— BEGIN —
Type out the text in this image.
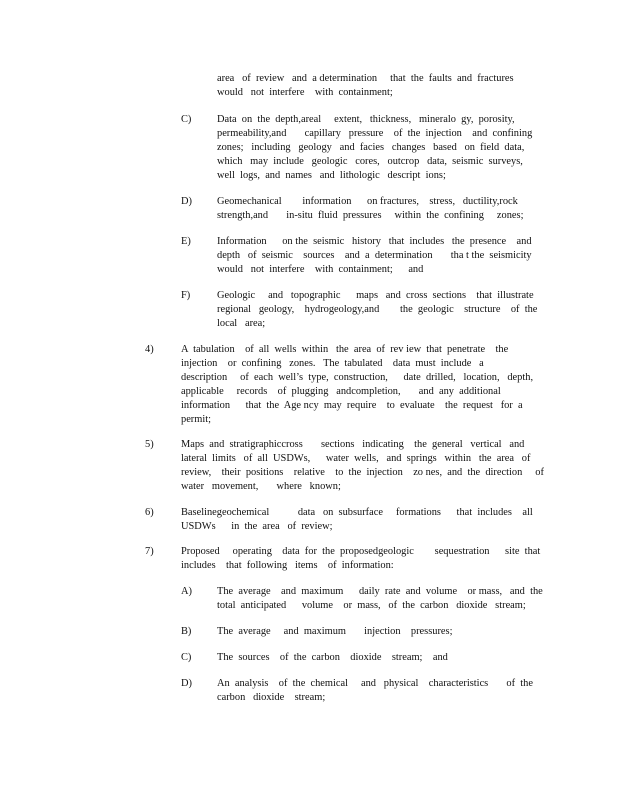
area   of  review   and  a determination     that  the  faults  and  fractures
would   not  interfere    with  containment;
C) Data  on  the  depth,areal     extent,   thickness,   mineralo  gy,  porosity,
permeability,and       capillary   pressure    of  the  injection    and  confining
zones;   including   geology   and  facies   changes   based   on  field  data,
which   may  include   geologic   cores,   outcrop   data,  seismic  surveys,
well  logs,  and  names   and  lithologic   descript  ions;
D) Geomechanical        information      on fractures,    stress,   ductility,rock
strength,and       in-situ  fluid  pressures     within  the  confining     zones;
E)	Information      on the  seismic   history   that  includes   the  presence    and
depth   of  seismic    sources    and  a  determination       tha t the  seismicity
would   not  interfere    with  containment;      and
F)	Geologic     and   topographic      maps   and  cross  sections    that  illustrate
regional   geology,    hydrogeology,and        the  geologic    structure    of  the
local   area;
4)	A  tabulation    of  all  wells  within   the  area  of  rev iew  that  penetrate    the
injection    or  confining   zones.   The  tabulated    data  must  include   a
description     of  each  well’s  type,  construction,      date  drilled,   location,   depth,
applicable     records    of  plugging   andcompletion,       and  any  additional
information      that  the  Age ncy  may  require    to  evaluate    the  request   for  a
permit;
5)	Maps  and  stratigraphiccross       sections   indicating    the  general   vertical   and
lateral  limits   of  all  USDWs,      water  wells,   and  springs   within   the  area   of
review,    their  positions    relative    to  the  injection    zo nes,  and  the  direction     of
water   movement,       where   known;
6)	Baselinegeochemical           data   on  subsurface     formations      that  includes    all
USDWs      in  the  area   of  review;
7)	Proposed     operating    data  for  the  proposedgeologic        sequestration      site  that
includes    that  following   items    of  information:
A) The  average    and  maximum      daily  rate  and  volume    or mass,   and  the
total  anticipated      volume    or  mass,   of  the  carbon   dioxide   stream;
B) The  average     and  maximum       injection    pressures;
C) The  sources    of  the  carbon    dioxide    stream;    and
D) An  analysis    of  the  chemical     and   physical    characteristics       of  the
carbon   dioxide    stream;
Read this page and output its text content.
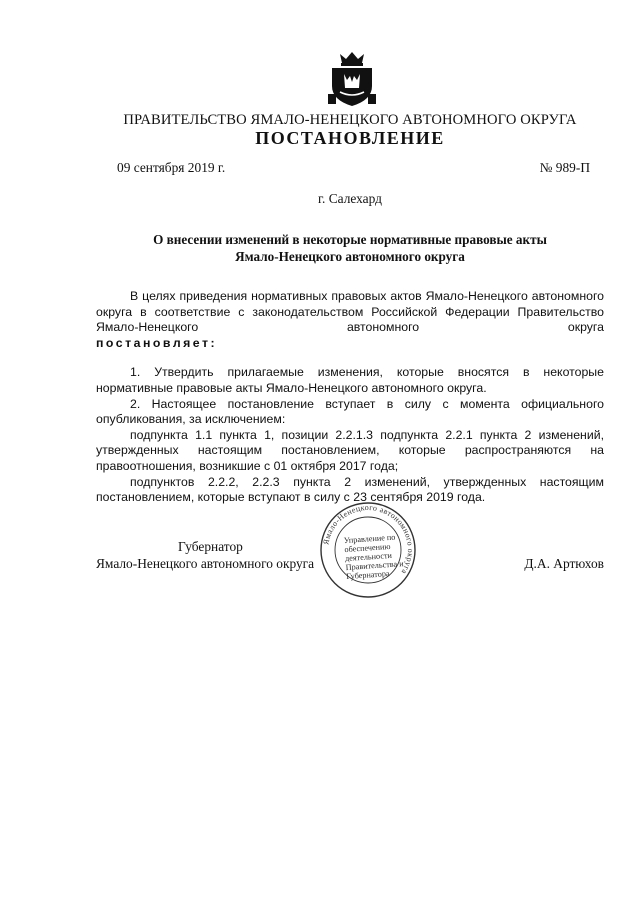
ПРАВИТЕЛЬСТВО ЯМАЛО-НЕНЕЦКОГО АВТОНОМНОГО ОКРУГА
ПОСТАНОВЛЕНИЕ
09 сентября 2019 г.	№ 989-П
г. Салехард
О внесении изменений в некоторые нормативные правовые акты
Ямало-Ненецкого автономного округа

В целях приведения нормативных правовых актов Ямало-Ненецкого автономного округа в соответствие с законодательством Российской Федерации Правительство Ямало-Ненецкого автономного округа

постановляет:

1. Утвердить прилагаемые изменения, которые вносятся в некоторые нормативные правовые акты Ямало-Ненецкого автономного округа.

2. Настоящее постановление вступает в силу с момента официального опубликования, за исключением:

подпункта 1.1 пункта 1, позиции 2.2.1.3 подпункта 2.2.1 пункта 2 изменений, утвержденных настоящим постановлением, которые распространяются на правоотношения, возникшие с 01 октября 2017 года;

подпунктов 2.2.2, 2.2.3 пункта 2 изменений, утвержденных настоящим постановлением, которые вступают в силу с 23 сентября 2019 года.

Губернатор
Ямало-Ненецкого автономного округа	Д.А. Артюхов
Ямало-Ненецкого автономного округа
Управление по обеспечению деятельности Правительства и Губернатора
— END —
* CHALLENGE
Examine the data above and state how many of its lines contain the word "zones", with no further remarks.

* WORKED SOLUTION
3